(Dataset listings of figures)
_ _ _

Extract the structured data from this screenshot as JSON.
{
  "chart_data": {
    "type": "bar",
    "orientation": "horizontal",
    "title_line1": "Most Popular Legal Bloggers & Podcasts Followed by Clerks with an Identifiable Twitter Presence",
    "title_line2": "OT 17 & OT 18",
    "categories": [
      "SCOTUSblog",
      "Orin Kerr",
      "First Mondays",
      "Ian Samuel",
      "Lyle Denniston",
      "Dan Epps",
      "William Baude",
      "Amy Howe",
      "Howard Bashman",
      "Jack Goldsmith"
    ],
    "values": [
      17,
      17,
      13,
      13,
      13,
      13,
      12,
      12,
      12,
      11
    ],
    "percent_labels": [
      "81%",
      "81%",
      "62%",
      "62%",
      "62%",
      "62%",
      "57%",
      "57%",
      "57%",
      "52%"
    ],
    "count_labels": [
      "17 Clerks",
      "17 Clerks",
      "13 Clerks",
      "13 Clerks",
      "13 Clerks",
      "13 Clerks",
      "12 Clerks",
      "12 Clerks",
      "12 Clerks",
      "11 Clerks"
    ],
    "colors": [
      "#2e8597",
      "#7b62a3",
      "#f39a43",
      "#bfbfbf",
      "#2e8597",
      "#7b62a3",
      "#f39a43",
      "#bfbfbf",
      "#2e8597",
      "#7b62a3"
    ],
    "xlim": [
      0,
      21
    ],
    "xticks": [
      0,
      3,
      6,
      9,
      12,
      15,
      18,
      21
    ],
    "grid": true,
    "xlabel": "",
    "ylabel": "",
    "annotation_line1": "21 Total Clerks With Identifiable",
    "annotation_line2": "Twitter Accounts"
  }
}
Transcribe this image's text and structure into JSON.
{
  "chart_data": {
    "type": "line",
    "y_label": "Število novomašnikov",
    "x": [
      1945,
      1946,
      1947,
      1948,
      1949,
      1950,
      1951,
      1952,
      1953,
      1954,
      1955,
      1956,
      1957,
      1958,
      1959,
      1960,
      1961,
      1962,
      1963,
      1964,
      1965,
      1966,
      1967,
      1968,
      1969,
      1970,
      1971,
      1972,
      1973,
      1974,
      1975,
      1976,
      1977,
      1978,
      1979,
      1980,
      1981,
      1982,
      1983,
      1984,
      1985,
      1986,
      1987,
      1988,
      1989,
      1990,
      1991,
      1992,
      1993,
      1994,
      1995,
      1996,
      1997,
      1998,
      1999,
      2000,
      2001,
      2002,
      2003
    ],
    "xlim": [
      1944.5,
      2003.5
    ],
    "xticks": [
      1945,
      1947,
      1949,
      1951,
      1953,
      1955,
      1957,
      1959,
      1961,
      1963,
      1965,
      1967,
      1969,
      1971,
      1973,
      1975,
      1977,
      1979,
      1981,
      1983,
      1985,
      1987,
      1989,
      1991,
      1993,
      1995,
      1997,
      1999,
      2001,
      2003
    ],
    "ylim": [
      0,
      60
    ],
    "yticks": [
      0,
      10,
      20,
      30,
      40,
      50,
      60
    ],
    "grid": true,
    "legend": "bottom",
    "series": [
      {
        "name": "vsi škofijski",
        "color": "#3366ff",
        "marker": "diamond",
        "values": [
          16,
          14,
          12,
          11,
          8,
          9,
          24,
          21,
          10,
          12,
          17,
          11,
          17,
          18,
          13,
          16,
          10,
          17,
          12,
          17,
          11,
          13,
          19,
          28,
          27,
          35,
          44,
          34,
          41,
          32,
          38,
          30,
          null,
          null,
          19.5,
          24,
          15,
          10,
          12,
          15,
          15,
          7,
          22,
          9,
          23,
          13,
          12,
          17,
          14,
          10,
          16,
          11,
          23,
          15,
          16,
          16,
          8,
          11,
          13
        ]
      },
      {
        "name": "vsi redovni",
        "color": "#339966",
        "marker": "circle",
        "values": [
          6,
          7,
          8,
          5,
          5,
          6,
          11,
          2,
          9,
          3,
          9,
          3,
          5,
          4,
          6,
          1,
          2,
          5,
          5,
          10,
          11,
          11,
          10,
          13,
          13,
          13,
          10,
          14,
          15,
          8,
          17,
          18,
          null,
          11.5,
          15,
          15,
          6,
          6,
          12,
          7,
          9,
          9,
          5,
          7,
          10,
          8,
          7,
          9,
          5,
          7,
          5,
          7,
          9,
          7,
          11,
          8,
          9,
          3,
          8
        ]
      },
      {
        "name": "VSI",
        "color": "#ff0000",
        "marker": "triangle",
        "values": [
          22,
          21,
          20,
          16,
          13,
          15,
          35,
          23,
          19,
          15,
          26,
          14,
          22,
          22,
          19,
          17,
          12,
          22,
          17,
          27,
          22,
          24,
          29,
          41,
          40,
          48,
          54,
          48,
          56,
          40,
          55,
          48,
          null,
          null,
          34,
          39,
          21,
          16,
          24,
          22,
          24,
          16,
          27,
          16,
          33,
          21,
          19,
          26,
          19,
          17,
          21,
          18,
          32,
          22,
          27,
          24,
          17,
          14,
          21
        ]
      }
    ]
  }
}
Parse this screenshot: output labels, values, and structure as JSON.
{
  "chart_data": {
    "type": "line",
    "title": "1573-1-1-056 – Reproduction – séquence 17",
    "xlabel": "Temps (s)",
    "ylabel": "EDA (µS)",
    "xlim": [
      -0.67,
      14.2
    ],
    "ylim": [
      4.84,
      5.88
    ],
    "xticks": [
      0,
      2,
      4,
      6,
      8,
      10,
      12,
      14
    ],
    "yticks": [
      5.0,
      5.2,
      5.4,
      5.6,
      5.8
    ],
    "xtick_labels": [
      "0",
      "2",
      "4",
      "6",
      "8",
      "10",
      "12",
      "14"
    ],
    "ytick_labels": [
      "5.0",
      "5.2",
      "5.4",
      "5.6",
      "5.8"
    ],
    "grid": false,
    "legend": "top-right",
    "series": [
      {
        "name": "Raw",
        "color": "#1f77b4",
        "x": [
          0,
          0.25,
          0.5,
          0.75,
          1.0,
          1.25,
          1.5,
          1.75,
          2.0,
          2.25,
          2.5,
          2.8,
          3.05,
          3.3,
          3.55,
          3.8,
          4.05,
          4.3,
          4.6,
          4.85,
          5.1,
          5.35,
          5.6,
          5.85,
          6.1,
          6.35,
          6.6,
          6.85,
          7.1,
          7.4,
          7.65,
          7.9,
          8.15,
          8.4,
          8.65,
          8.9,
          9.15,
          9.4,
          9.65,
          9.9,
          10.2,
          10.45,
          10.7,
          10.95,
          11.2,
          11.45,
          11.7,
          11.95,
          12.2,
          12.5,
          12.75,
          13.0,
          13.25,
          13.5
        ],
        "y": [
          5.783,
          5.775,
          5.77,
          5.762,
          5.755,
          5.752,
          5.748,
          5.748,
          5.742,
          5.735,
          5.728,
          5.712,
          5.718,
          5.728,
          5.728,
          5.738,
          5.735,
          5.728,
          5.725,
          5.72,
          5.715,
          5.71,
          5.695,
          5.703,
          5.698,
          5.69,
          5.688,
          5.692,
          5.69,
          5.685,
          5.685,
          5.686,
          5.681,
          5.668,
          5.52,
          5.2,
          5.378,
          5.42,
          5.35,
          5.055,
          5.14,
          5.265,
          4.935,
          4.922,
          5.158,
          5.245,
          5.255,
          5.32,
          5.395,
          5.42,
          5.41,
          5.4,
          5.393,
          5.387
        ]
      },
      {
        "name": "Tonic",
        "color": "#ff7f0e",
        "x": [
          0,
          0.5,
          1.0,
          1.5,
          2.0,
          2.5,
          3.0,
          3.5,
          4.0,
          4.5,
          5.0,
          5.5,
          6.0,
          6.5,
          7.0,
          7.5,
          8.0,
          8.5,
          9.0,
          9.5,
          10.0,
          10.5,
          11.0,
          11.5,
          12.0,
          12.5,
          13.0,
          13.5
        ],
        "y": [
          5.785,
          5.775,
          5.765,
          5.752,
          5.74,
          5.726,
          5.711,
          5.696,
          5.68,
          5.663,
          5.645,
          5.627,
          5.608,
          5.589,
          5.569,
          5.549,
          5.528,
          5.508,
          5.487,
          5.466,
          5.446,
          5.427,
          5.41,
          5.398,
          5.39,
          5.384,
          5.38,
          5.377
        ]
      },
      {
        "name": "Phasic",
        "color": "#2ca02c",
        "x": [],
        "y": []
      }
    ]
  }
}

_ _ _

**Problem**
Only a number is wanted here: how many lines in the data above include the string "marker"?

**Solved exercise**
3